TASK GOAL: Say how many of the lines below hold "Impact", writing the number and nothing more.

PROVIDED RECORDS:
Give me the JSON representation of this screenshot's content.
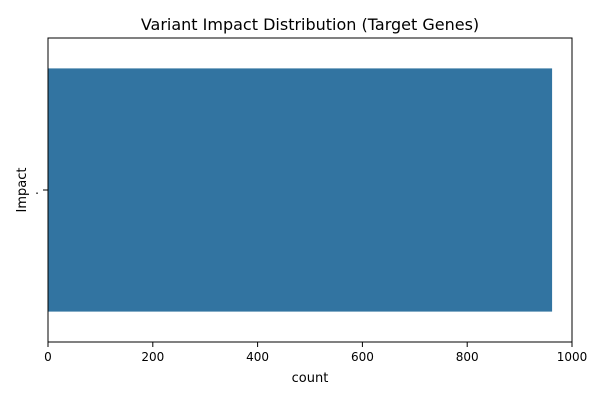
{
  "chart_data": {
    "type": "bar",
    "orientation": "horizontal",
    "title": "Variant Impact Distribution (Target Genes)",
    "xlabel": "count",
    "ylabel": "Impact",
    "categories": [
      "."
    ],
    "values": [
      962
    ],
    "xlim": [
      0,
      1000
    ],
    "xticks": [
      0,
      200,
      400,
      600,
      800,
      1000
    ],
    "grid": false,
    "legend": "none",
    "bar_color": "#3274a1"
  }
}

WRITTEN SOLUTION: 2